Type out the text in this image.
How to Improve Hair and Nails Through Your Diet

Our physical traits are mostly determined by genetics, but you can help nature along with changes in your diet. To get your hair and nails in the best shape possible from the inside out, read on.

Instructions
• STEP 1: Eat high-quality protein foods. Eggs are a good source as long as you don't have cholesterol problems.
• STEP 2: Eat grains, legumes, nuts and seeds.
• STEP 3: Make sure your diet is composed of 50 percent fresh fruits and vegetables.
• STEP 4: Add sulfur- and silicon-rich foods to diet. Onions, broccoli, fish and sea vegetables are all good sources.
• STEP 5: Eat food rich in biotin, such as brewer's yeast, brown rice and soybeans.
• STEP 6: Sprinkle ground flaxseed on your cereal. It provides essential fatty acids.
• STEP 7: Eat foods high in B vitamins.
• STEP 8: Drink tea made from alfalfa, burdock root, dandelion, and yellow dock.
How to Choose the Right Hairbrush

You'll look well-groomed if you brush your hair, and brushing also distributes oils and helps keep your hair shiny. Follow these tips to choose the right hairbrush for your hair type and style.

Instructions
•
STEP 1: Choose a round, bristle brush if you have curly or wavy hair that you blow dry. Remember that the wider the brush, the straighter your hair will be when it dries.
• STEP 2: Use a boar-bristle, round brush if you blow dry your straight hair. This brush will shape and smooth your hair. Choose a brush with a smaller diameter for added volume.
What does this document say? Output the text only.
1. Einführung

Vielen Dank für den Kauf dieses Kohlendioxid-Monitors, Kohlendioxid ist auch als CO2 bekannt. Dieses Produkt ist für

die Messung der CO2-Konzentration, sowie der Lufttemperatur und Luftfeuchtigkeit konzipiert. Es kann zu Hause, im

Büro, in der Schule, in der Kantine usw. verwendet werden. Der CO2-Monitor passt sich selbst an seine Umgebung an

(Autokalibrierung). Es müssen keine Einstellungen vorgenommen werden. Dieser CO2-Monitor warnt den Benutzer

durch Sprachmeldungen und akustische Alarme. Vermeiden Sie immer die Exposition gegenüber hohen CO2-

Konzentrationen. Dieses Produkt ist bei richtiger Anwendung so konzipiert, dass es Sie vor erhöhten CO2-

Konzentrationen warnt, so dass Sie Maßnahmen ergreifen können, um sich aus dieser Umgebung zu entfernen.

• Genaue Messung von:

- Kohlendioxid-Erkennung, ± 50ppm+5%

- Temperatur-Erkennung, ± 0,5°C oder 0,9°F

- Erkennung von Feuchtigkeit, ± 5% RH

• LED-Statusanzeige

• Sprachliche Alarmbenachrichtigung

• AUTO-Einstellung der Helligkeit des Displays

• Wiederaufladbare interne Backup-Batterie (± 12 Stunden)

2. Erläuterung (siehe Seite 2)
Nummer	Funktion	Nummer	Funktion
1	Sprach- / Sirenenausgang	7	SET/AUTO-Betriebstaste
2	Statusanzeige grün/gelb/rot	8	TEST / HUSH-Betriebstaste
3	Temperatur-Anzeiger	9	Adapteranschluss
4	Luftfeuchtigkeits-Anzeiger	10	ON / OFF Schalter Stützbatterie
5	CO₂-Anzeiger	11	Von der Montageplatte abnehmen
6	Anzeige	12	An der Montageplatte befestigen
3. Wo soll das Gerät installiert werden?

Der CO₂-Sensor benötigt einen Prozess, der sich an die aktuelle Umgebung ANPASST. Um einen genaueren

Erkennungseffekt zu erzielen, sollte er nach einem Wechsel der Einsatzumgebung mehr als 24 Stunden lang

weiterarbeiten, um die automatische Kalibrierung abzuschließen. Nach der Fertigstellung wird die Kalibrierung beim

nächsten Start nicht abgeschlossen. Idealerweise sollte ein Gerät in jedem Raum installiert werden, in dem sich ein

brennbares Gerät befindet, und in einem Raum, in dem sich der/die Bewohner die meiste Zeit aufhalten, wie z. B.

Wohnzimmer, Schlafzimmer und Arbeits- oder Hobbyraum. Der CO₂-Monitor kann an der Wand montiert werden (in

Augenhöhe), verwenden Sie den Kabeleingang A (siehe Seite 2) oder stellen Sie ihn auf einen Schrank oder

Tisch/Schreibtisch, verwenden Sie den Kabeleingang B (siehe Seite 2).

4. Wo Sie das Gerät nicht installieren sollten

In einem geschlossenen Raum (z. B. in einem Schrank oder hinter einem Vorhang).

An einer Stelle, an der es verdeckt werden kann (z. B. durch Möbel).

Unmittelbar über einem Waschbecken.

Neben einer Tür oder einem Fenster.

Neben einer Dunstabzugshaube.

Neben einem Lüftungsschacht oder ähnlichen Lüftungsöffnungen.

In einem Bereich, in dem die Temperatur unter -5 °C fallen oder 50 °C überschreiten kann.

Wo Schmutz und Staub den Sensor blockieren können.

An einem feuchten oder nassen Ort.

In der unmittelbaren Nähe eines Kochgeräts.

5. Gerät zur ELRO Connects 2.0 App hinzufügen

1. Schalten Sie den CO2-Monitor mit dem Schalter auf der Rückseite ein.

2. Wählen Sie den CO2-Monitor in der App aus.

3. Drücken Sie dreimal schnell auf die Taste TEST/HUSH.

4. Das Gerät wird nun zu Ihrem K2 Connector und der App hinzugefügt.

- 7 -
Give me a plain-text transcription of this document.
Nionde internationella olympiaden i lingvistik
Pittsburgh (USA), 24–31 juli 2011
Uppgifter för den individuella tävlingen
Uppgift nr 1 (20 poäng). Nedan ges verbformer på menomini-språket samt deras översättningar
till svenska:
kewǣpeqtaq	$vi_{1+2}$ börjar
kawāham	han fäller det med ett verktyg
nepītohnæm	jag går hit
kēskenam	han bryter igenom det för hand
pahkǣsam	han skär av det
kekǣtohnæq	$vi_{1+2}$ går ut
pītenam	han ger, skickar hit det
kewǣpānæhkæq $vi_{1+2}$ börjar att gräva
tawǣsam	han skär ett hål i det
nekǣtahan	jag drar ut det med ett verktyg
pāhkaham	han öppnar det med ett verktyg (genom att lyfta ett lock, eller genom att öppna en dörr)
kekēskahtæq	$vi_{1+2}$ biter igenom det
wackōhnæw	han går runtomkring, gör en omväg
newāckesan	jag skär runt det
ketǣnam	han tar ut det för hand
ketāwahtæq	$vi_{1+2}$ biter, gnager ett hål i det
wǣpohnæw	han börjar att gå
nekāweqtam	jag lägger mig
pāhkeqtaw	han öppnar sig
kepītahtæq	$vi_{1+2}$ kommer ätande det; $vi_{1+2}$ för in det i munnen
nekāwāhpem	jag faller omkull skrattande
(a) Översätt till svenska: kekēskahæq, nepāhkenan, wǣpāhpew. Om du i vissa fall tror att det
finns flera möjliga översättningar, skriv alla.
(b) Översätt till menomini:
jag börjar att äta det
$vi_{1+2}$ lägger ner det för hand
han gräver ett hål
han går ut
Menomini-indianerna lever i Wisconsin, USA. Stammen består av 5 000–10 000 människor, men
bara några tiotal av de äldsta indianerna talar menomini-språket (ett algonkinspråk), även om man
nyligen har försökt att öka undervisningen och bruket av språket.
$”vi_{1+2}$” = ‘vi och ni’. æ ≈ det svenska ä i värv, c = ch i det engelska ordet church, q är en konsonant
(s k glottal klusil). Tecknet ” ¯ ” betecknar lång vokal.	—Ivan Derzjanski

========

## Exercise aim
All of the entries should be written out again exactly.

## Response area
Type out the text in this image.
How to Improve Hair and Nails Through Your Diet

Our physical traits are mostly determined by genetics, but you can help nature along with changes in your diet. To get your hair and nails in the best shape possible from the inside out, read on.

Instructions
• STEP 1: Eat high-quality protein foods. Eggs are a good source as long as you don't have cholesterol problems.
• STEP 2: Eat grains, legumes, nuts and seeds.
• STEP 3: Make sure your diet is composed of 50 percent fresh fruits and vegetables.
• STEP 4: Add sulfur- and silicon-rich foods to diet. Onions, broccoli, fish and sea vegetables are all good sources.
• STEP 5: Eat food rich in biotin, such as brewer's yeast, brown rice and soybeans.
• STEP 6: Sprinkle ground flaxseed on your cereal. It provides essential fatty acids.
• STEP 7: Eat foods high in B vitamins.
• STEP 8: Drink tea made from alfalfa, burdock root, dandelion, and yellow dock.
How to Choose the Right Hairbrush

You'll look well-groomed if you brush your hair, and brushing also distributes oils and helps keep your hair shiny. Follow these tips to choose the right hairbrush for your hair type and style.

Instructions
•
STEP 1: Choose a round, bristle brush if you have curly or wavy hair that you blow dry. Remember that the wider the brush, the straighter your hair will be when it dries.
• STEP 2: Use a boar-bristle, round brush if you blow dry your straight hair. This brush will shape and smooth your hair. Choose a brush with a smaller diameter for added volume.
What does this document say? Output the text only.
1. Einführung

Vielen Dank für den Kauf dieses Kohlendioxid-Monitors, Kohlendioxid ist auch als CO2 bekannt. Dieses Produkt ist für

die Messung der CO2-Konzentration, sowie der Lufttemperatur und Luftfeuchtigkeit konzipiert. Es kann zu Hause, im

Büro, in der Schule, in der Kantine usw. verwendet werden. Der CO2-Monitor passt sich selbst an seine Umgebung an

(Autokalibrierung). Es müssen keine Einstellungen vorgenommen werden. Dieser CO2-Monitor warnt den Benutzer

durch Sprachmeldungen und akustische Alarme. Vermeiden Sie immer die Exposition gegenüber hohen CO2-

Konzentrationen. Dieses Produkt ist bei richtiger Anwendung so konzipiert, dass es Sie vor erhöhten CO2-

Konzentrationen warnt, so dass Sie Maßnahmen ergreifen können, um sich aus dieser Umgebung zu entfernen.

• Genaue Messung von:

- Kohlendioxid-Erkennung, ± 50ppm+5%

- Temperatur-Erkennung, ± 0,5°C oder 0,9°F

- Erkennung von Feuchtigkeit, ± 5% RH

• LED-Statusanzeige

• Sprachliche Alarmbenachrichtigung

• AUTO-Einstellung der Helligkeit des Displays

• Wiederaufladbare interne Backup-Batterie (± 12 Stunden)

2. Erläuterung (siehe Seite 2)
Nummer	Funktion	Nummer	Funktion
1	Sprach- / Sirenenausgang	7	SET/AUTO-Betriebstaste
2	Statusanzeige grün/gelb/rot	8	TEST / HUSH-Betriebstaste
3	Temperatur-Anzeiger	9	Adapteranschluss
4	Luftfeuchtigkeits-Anzeiger	10	ON / OFF Schalter Stützbatterie
5	CO₂-Anzeiger	11	Von der Montageplatte abnehmen
6	Anzeige	12	An der Montageplatte befestigen
3. Wo soll das Gerät installiert werden?

Der CO₂-Sensor benötigt einen Prozess, der sich an die aktuelle Umgebung ANPASST. Um einen genaueren

Erkennungseffekt zu erzielen, sollte er nach einem Wechsel der Einsatzumgebung mehr als 24 Stunden lang

weiterarbeiten, um die automatische Kalibrierung abzuschließen. Nach der Fertigstellung wird die Kalibrierung beim

nächsten Start nicht abgeschlossen. Idealerweise sollte ein Gerät in jedem Raum installiert werden, in dem sich ein

brennbares Gerät befindet, und in einem Raum, in dem sich der/die Bewohner die meiste Zeit aufhalten, wie z. B.

Wohnzimmer, Schlafzimmer und Arbeits- oder Hobbyraum. Der CO₂-Monitor kann an der Wand montiert werden (in

Augenhöhe), verwenden Sie den Kabeleingang A (siehe Seite 2) oder stellen Sie ihn auf einen Schrank oder

Tisch/Schreibtisch, verwenden Sie den Kabeleingang B (siehe Seite 2).

4. Wo Sie das Gerät nicht installieren sollten

In einem geschlossenen Raum (z. B. in einem Schrank oder hinter einem Vorhang).

An einer Stelle, an der es verdeckt werden kann (z. B. durch Möbel).

Unmittelbar über einem Waschbecken.

Neben einer Tür oder einem Fenster.

Neben einer Dunstabzugshaube.

Neben einem Lüftungsschacht oder ähnlichen Lüftungsöffnungen.

In einem Bereich, in dem die Temperatur unter -5 °C fallen oder 50 °C überschreiten kann.

Wo Schmutz und Staub den Sensor blockieren können.

An einem feuchten oder nassen Ort.

In der unmittelbaren Nähe eines Kochgeräts.

5. Gerät zur ELRO Connects 2.0 App hinzufügen

1. Schalten Sie den CO2-Monitor mit dem Schalter auf der Rückseite ein.

2. Wählen Sie den CO2-Monitor in der App aus.

3. Drücken Sie dreimal schnell auf die Taste TEST/HUSH.

4. Das Gerät wird nun zu Ihrem K2 Connector und der App hinzugefügt.

- 7 -
Give me a plain-text transcription of this document.
Nionde internationella olympiaden i lingvistik
Pittsburgh (USA), 24–31 juli 2011
Uppgifter för den individuella tävlingen
Uppgift nr 1 (20 poäng). Nedan ges verbformer på menomini-språket samt deras översättningar
till svenska:
kewǣpeqtaq	$vi_{1+2}$ börjar
kawāham	han fäller det med ett verktyg
nepītohnæm	jag går hit
kēskenam	han bryter igenom det för hand
pahkǣsam	han skär av det
kekǣtohnæq	$vi_{1+2}$ går ut
pītenam	han ger, skickar hit det
kewǣpānæhkæq $vi_{1+2}$ börjar att gräva
tawǣsam	han skär ett hål i det
nekǣtahan	jag drar ut det med ett verktyg
pāhkaham	han öppnar det med ett verktyg (genom att lyfta ett lock, eller genom att öppna en dörr)
kekēskahtæq	$vi_{1+2}$ biter igenom det
wackōhnæw	han går runtomkring, gör en omväg
newāckesan	jag skär runt det
ketǣnam	han tar ut det för hand
ketāwahtæq	$vi_{1+2}$ biter, gnager ett hål i det
wǣpohnæw	han börjar att gå
nekāweqtam	jag lägger mig
pāhkeqtaw	han öppnar sig
kepītahtæq	$vi_{1+2}$ kommer ätande det; $vi_{1+2}$ för in det i munnen
nekāwāhpem	jag faller omkull skrattande
(a) Översätt till svenska: kekēskahæq, nepāhkenan, wǣpāhpew. Om du i vissa fall tror att det
finns flera möjliga översättningar, skriv alla.
(b) Översätt till menomini:
jag börjar att äta det
$vi_{1+2}$ lägger ner det för hand
han gräver ett hål
han går ut
Menomini-indianerna lever i Wisconsin, USA. Stammen består av 5 000–10 000 människor, men
bara några tiotal av de äldsta indianerna talar menomini-språket (ett algonkinspråk), även om man
nyligen har försökt att öka undervisningen och bruket av språket.
$”vi_{1+2}$” = ‘vi och ni’. æ ≈ det svenska ä i värv, c = ch i det engelska ordet church, q är en konsonant
(s k glottal klusil). Tecknet ” ¯ ” betecknar lång vokal.	—Ivan Derzjanski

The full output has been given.